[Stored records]

☆ ☆ ☆ ☆ ☆ ☆ ☆

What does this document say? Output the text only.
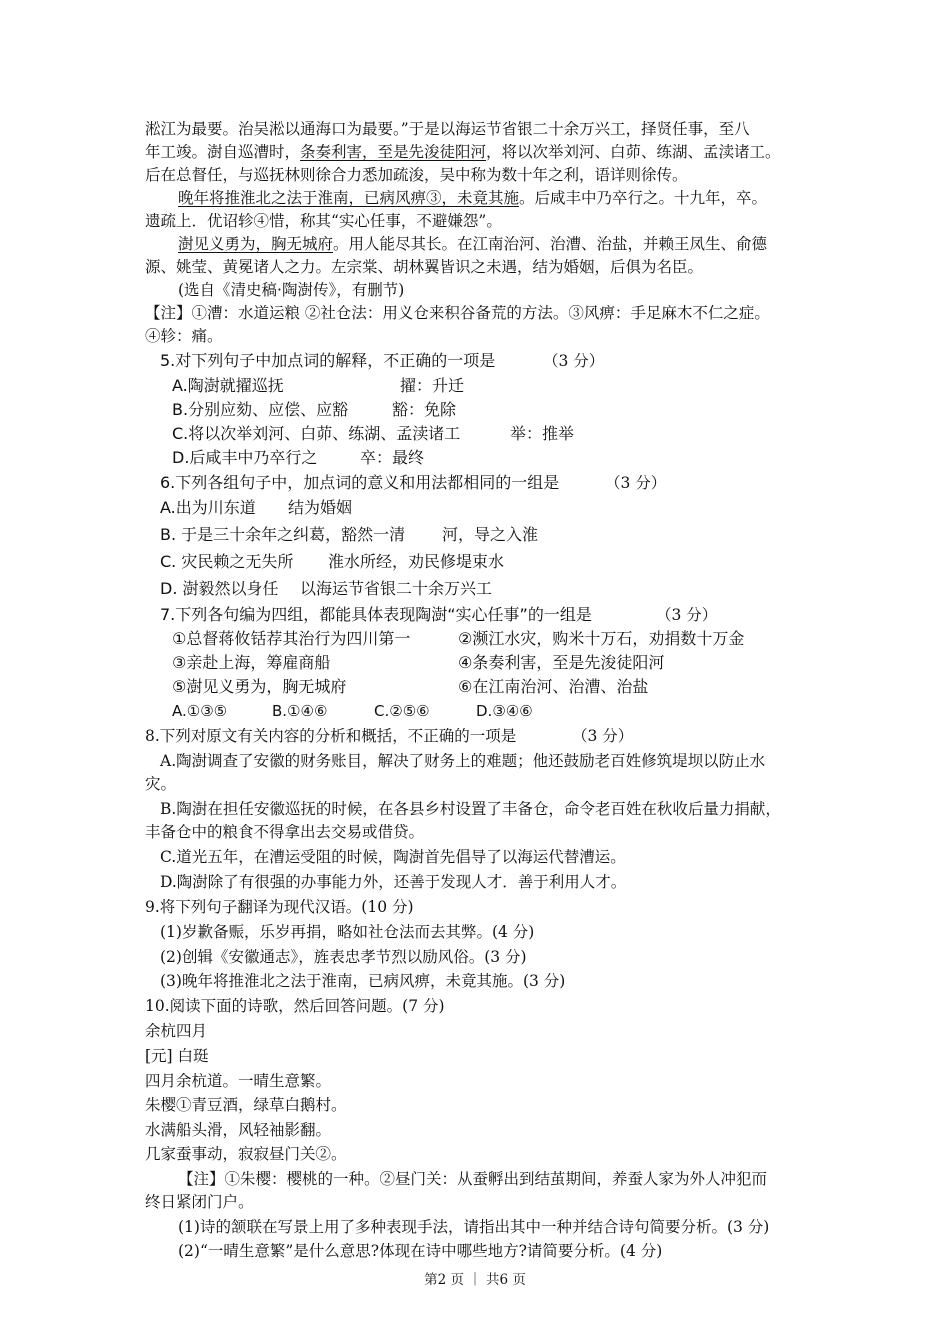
淞江为最要。治吴淞以通海口为最要。”于是以海运节省银二十余万兴工，择贤任事，至八
年工竣。澍自巡漕时，条奏利害，至是先浚徒阳河，将以次举刘河、白茆、练湖、孟渎诸工。
后在总督任，与巡抚林则徐合力悉加疏浚，吴中称为数十年之利，语详则徐传。
晚年将推淮北之法于淮南，已病风痹③，未竟其施。后咸丰中乃卒行之。十九年，卒。
遗疏上．优诏轸④惜，称其“实心任事，不避嫌怨”。
澍见义勇为，胸无城府。用人能尽其长。在江南治河、治漕、治盐，并赖王凤生、俞德
源、姚莹、黄冕诸人之力。左宗棠、胡林翼皆识之未遇，结为婚姻，后俱为名臣。
(选自《清史稿·陶澍传》，有删节)
【注】①漕：水道运粮 ②社仓法：用义仓来积谷备荒的方法。③风痹：手足麻木不仁之症。
④轸：痛。
5.对下列句子中加点词的解释，不正确的一项是	（3 分）
A.陶澍就擢巡抚	擢：升迁
B.分别应劾、应偿、应豁	豁：免除
C.将以次举刘河、白茆、练湖、孟渎诸工	举：推举
D.后咸丰中乃卒行之	卒：最终
6.下列各组句子中，加点词的意义和用法都相同的一组是	（3 分）
A.出为川东道 结为婚姻
B. 于是三十余年之纠葛，豁然一清 河，导之入淮
C. 灾民赖之无失所 淮水所经，劝民修堤束水
D. 澍毅然以身任 以海运节省银二十余万兴工
7.下列各句编为四组，都能具体表现陶澍“实心任事”的一组是	（3 分）
①总督蒋攸铦荐其治行为四川第一	②濒江水灾，购米十万石，劝捐数十万金
③亲赴上海，筹雇商船	④条奏利害，至是先浚徒阳河
⑤澍见义勇为，胸无城府	⑥在江南治河、治漕、治盐
A.①③⑤	B.①④⑥	C.②⑤⑥	D.③④⑥
8.下列对原文有关内容的分析和概括，不正确的一项是	（3 分）
A.陶澍调查了安徽的财务账目，解决了财务上的难题；他还鼓励老百姓修筑堤坝以防止水
灾。
B.陶澍在担任安徽巡抚的时候，在各县乡村设置了丰备仓，命令老百姓在秋收后量力捐献，
丰备仓中的粮食不得拿出去交易或借贷。
C.道光五年，在漕运受阻的时候，陶澍首先倡导了以海运代替漕运。
D.陶澍除了有很强的办事能力外，还善于发现人才．善于利用人才。
9.将下列句子翻译为现代汉语。(10 分)
(1)岁歉备赈，乐岁再捐，略如社仓法而去其弊。(4 分)
(2)创辑《安徽通志》，旌表忠孝节烈以励风俗。(3 分)
(3)晚年将推淮北之法于淮南，已病风痹，未竟其施。(3 分)
10.阅读下面的诗歌，然后回答问题。(7 分)
余杭四月
[元] 白珽
四月余杭道。一晴生意繁。
朱樱①青豆酒，绿草白鹅村。
水满船头滑，风轻袖影翻。
几家蚕事动，寂寂昼门关②。
【注】①朱樱：樱桃的一种。②昼门关：从蚕孵出到结茧期间，养蚕人家为外人冲犯而
终日紧闭门户。
(1)诗的颔联在写景上用了多种表现手法，请指出其中一种并结合诗句简要分析。(3 分)
(2)“一晴生意繁”是什么意思?体现在诗中哪些地方?请简要分析。(4 分)
第2 页 ｜ 共6 页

☆ ☆ ☆ ☆ ☆ ☆ ☆

- WHAT IS NEEDED:
Search the listing for the word "胸无城府". Copy every line in which it occurs.

- RESULT OF THIS TASK:
澍见义勇为，胸无城府。用人能尽其长。在江南治河、治漕、治盐，并赖王凤生、俞德
⑤澍见义勇为，胸无城府	⑥在江南治河、治漕、治盐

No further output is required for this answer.